## Material to process

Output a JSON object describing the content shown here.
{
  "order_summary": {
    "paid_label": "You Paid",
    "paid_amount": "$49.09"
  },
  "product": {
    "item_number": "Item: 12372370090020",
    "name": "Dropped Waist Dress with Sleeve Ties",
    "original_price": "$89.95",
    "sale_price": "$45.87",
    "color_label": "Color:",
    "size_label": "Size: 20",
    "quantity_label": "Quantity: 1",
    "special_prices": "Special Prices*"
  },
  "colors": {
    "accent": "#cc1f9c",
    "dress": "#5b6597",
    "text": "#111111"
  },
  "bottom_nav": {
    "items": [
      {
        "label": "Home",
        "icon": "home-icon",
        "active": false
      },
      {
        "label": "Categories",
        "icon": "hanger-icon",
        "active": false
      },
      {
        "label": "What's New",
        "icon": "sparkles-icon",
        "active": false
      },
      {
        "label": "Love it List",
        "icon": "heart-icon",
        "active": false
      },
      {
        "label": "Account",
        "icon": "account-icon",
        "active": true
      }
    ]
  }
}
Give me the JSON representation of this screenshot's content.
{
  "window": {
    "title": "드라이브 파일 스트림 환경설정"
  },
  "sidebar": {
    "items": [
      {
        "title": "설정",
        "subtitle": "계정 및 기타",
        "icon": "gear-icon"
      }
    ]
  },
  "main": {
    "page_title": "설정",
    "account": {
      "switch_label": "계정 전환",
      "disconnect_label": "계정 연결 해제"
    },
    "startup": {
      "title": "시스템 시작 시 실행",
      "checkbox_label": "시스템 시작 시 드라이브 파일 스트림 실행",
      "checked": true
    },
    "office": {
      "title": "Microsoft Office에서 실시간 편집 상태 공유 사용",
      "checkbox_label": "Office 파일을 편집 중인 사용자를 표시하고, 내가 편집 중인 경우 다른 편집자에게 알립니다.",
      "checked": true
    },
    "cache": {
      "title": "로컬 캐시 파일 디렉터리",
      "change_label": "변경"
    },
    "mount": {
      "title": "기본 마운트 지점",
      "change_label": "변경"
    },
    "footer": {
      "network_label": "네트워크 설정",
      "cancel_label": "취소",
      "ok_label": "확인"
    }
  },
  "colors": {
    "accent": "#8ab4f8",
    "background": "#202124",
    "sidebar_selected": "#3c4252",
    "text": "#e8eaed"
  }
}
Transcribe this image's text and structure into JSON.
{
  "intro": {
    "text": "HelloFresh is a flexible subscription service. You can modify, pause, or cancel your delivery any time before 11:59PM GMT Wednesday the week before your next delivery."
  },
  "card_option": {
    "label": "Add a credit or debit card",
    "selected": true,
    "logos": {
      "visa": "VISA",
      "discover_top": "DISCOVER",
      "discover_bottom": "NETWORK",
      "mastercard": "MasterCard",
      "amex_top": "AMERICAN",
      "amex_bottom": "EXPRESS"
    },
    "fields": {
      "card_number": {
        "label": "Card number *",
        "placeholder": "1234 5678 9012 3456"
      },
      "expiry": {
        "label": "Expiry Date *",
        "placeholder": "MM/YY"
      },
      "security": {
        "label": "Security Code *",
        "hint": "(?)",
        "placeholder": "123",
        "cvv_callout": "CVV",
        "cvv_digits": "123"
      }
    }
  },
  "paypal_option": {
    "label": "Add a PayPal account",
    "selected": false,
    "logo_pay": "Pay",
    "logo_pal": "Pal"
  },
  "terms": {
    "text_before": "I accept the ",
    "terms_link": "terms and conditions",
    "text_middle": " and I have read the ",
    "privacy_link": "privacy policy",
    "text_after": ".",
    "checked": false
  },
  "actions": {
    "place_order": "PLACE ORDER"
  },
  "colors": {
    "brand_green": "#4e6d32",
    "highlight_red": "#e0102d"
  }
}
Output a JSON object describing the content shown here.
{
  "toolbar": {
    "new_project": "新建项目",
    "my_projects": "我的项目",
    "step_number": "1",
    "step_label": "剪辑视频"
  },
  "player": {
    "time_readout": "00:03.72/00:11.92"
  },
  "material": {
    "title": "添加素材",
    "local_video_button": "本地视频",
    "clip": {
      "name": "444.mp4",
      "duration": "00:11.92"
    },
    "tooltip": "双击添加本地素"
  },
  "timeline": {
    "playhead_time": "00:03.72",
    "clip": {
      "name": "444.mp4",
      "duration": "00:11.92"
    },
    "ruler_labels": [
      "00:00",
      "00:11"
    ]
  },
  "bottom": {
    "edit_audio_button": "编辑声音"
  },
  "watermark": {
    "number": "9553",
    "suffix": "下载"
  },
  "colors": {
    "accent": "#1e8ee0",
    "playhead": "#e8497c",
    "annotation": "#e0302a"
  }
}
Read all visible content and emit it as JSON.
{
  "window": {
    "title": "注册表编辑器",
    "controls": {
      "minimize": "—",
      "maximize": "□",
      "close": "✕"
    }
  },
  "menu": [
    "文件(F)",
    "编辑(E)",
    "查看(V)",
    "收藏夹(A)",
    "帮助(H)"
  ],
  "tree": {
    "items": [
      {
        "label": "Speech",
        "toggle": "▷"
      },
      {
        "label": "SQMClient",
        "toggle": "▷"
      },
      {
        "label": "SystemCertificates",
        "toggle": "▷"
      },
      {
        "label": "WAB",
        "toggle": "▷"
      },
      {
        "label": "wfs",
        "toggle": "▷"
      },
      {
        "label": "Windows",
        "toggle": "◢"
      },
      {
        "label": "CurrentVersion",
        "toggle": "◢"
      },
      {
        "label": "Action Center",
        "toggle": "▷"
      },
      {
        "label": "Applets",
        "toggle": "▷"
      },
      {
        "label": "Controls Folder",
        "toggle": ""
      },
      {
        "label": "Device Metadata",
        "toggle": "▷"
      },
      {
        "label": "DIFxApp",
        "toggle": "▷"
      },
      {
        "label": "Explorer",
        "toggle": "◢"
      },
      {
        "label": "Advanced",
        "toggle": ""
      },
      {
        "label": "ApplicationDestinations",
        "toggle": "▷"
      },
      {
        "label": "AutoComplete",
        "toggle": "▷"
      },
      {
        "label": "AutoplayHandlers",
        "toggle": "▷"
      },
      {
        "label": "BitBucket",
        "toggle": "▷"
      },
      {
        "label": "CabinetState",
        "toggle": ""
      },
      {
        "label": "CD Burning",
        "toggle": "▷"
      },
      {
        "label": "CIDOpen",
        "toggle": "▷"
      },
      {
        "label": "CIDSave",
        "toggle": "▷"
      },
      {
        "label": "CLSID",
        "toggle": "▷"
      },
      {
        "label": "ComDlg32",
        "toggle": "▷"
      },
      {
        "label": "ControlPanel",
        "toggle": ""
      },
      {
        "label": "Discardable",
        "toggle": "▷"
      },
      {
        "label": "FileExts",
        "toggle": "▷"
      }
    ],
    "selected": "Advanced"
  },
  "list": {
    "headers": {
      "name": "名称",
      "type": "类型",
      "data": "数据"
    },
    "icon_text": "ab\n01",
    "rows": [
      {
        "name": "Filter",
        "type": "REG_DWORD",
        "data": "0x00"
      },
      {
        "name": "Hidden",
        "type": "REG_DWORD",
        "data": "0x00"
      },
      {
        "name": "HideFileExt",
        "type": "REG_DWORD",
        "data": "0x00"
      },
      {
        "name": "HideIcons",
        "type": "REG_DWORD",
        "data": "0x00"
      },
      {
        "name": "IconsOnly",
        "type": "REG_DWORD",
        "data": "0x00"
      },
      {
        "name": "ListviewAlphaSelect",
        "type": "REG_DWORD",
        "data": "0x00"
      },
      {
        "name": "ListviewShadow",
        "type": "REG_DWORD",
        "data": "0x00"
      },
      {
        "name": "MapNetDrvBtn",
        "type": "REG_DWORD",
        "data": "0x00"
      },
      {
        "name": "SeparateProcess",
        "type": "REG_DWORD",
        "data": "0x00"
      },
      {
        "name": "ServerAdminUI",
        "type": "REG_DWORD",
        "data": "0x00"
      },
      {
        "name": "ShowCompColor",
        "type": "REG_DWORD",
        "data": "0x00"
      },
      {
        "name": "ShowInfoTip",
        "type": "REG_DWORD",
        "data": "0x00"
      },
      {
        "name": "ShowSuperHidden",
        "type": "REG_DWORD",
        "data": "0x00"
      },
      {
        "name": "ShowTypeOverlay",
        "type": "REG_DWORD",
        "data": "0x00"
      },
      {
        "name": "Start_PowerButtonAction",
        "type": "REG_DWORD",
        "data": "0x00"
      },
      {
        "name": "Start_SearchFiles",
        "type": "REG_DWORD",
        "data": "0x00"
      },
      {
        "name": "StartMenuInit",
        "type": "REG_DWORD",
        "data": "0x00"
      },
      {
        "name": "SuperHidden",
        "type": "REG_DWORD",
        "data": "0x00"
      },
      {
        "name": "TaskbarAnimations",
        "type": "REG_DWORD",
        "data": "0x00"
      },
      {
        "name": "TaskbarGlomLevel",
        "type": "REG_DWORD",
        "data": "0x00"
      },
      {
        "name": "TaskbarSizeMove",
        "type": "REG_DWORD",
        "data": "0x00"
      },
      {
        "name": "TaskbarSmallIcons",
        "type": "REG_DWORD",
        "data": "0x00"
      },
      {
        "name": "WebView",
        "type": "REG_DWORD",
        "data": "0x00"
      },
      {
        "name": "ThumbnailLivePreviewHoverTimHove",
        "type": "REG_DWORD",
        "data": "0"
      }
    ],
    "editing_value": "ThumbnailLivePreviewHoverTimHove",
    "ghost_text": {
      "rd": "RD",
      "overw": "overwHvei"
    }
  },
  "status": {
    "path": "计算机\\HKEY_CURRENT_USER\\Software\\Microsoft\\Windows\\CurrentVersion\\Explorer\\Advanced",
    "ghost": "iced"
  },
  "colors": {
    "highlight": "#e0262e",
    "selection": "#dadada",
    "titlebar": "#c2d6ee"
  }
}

## Written problem
Scan the data above; copy every line where "true" appears.

## Task solution
        "active": true
      "checked": true
      "checked": true
    "selected": true,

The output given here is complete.